— begin DATA EXTRACT —

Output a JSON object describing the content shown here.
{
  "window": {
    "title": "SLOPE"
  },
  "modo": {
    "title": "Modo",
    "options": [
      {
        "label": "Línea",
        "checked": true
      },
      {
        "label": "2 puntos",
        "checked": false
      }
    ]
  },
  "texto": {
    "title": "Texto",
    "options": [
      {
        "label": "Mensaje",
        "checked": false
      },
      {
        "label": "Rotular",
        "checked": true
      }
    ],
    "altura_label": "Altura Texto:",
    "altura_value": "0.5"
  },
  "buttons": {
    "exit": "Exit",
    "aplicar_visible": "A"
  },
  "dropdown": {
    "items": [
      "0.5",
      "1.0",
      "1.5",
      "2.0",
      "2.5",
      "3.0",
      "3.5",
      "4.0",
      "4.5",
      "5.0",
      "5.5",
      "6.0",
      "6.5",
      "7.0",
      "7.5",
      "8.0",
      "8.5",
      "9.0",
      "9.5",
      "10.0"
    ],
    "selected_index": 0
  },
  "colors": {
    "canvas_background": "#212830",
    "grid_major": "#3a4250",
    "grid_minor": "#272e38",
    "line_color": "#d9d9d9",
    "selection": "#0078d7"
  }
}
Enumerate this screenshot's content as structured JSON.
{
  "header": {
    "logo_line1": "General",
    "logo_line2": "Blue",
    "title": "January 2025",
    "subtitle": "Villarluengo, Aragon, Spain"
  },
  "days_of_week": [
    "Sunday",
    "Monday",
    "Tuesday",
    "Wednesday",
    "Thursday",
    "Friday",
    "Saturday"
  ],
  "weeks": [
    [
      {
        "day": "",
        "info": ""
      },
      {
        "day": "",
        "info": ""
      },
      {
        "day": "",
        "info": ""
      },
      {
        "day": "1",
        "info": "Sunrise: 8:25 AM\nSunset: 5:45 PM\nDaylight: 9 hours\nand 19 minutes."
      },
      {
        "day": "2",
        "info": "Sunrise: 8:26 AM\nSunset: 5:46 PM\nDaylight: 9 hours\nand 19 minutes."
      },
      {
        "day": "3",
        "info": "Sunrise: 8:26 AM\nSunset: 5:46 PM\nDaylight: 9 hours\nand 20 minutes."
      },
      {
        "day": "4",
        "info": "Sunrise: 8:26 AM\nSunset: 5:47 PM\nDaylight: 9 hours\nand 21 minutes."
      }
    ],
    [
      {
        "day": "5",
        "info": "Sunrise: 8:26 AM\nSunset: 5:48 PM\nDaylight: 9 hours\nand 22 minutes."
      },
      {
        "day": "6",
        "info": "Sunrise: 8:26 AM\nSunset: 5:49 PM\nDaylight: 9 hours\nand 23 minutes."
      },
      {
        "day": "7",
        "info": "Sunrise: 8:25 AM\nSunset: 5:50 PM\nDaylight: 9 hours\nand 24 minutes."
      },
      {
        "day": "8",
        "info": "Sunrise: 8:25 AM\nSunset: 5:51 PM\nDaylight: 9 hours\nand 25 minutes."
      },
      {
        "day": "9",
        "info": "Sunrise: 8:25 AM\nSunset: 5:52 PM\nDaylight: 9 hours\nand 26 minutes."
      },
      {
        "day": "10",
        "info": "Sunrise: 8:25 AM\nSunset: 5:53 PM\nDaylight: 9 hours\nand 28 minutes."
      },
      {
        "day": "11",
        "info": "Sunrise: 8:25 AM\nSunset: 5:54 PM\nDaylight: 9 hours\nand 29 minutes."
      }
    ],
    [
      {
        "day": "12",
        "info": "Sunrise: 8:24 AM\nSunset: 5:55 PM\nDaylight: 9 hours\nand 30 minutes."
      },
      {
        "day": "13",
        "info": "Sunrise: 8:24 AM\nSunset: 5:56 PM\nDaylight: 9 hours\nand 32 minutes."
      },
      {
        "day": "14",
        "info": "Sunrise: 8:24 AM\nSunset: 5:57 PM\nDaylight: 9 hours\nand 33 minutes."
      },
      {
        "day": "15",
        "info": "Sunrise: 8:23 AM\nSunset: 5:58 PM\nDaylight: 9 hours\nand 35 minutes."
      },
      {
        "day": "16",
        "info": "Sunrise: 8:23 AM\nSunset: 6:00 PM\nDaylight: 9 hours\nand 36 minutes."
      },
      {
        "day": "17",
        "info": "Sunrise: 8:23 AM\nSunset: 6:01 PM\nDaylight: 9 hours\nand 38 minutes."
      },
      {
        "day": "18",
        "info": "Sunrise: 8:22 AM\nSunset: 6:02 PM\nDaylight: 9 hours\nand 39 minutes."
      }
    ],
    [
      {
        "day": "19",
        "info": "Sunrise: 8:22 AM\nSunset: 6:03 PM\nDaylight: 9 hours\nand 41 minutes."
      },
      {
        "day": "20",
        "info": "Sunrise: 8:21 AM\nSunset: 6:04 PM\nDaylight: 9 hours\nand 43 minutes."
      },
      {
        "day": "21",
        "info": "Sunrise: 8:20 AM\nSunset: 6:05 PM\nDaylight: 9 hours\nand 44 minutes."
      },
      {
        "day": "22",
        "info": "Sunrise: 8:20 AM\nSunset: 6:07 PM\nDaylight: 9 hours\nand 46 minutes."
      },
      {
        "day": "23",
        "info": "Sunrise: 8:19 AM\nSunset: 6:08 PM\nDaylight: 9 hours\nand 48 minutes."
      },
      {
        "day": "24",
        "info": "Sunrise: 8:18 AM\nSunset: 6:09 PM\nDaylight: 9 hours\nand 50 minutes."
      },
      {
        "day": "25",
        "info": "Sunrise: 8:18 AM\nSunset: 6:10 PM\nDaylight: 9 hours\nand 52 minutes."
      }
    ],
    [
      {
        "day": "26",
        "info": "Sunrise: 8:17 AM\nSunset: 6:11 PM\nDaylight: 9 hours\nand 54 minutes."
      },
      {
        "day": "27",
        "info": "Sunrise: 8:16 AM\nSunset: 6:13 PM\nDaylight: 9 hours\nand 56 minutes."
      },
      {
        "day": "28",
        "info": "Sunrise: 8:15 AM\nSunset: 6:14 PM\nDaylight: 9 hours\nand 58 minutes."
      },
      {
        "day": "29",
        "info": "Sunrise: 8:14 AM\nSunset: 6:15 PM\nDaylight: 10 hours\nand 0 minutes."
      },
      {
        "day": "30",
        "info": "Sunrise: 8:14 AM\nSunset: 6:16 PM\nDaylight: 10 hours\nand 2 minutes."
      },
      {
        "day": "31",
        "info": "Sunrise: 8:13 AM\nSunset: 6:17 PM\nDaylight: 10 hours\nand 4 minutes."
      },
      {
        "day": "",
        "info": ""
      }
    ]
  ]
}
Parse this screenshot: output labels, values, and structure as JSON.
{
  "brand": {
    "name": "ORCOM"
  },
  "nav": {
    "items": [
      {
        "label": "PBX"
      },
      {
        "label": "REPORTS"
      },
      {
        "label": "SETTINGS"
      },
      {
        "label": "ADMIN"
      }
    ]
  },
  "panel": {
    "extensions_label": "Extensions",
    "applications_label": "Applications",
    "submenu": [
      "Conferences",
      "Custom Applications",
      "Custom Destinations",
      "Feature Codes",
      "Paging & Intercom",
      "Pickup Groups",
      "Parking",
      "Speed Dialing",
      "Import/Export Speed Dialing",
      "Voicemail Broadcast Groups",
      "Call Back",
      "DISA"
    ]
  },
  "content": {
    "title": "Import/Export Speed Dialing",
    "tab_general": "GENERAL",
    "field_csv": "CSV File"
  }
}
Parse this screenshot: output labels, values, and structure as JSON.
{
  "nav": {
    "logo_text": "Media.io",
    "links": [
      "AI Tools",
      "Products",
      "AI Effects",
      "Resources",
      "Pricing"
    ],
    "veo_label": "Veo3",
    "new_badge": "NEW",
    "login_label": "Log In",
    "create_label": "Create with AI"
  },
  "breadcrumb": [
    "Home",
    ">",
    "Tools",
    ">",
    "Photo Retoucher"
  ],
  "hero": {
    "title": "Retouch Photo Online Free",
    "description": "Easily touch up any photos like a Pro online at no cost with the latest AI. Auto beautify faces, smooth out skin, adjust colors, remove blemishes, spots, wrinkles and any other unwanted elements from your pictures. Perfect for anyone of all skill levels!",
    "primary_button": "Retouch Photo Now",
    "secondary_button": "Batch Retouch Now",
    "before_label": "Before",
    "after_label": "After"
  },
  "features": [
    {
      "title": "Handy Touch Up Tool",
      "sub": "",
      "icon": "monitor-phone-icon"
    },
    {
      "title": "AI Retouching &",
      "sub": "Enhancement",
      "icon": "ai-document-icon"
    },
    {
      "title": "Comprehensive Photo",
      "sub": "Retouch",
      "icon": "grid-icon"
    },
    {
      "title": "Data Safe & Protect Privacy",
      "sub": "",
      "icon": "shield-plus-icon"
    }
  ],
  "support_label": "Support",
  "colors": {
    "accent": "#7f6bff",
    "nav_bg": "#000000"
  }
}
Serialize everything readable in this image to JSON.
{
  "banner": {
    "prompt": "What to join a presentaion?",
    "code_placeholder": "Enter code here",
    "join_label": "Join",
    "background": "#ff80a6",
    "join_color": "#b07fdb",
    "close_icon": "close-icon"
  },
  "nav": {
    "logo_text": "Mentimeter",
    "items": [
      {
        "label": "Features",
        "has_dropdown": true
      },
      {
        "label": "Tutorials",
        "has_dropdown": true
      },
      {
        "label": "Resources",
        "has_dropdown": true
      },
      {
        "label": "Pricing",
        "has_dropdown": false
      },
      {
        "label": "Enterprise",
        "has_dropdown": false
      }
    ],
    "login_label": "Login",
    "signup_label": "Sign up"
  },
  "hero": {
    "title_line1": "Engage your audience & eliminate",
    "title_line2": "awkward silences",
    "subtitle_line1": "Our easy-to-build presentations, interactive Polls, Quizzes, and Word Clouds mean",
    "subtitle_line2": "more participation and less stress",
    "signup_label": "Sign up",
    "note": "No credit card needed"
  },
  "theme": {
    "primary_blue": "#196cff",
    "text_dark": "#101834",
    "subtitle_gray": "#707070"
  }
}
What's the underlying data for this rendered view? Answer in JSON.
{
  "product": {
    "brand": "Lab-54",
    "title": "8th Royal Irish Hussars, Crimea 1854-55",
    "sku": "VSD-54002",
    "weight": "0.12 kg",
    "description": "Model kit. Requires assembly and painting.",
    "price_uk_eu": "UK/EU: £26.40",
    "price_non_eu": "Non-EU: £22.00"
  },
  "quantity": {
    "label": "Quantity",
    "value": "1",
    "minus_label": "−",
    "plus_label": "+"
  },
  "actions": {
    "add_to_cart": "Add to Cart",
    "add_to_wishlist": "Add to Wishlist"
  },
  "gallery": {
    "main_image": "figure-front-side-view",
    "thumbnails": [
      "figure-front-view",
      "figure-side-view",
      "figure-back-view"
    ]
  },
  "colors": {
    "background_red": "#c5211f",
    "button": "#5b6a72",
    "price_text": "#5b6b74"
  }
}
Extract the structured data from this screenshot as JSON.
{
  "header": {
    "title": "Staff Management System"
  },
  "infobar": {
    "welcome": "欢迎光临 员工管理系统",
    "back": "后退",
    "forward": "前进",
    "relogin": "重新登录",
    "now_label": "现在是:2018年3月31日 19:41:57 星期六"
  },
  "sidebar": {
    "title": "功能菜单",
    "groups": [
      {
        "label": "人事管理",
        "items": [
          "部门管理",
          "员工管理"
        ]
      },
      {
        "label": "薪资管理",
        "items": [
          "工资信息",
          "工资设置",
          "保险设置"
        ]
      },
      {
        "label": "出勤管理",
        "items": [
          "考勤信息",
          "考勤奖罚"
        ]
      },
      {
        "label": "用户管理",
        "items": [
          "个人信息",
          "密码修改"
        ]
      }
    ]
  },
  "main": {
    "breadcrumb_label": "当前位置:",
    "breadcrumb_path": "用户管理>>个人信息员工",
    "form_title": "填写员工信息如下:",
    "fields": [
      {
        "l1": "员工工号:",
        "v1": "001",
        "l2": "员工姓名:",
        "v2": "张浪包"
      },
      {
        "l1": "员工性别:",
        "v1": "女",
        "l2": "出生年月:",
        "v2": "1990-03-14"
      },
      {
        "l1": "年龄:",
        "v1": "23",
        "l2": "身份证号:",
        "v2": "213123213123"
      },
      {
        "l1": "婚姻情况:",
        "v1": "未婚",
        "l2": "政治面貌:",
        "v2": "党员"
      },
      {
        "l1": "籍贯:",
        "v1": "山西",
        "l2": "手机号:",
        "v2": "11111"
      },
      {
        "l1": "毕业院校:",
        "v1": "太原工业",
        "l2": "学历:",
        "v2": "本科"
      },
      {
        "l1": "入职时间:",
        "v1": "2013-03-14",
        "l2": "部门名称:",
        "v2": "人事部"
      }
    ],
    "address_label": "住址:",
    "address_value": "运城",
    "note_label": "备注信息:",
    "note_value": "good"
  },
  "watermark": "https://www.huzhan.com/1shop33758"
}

— end DATA EXTRACT —

Copy down every line of the entries containing the word "description".

**THE SOLUTION**
    "description": "Easily touch up any photos like a Pro online at no cost with the latest AI. Auto beautify faces, smooth out skin, adjust colors, remove blemishes, spots, wrinkles and any other unwanted elements from your pictures. Perfect for anyone of all skill levels!",
    "description": "Model kit. Requires assembly and painting.",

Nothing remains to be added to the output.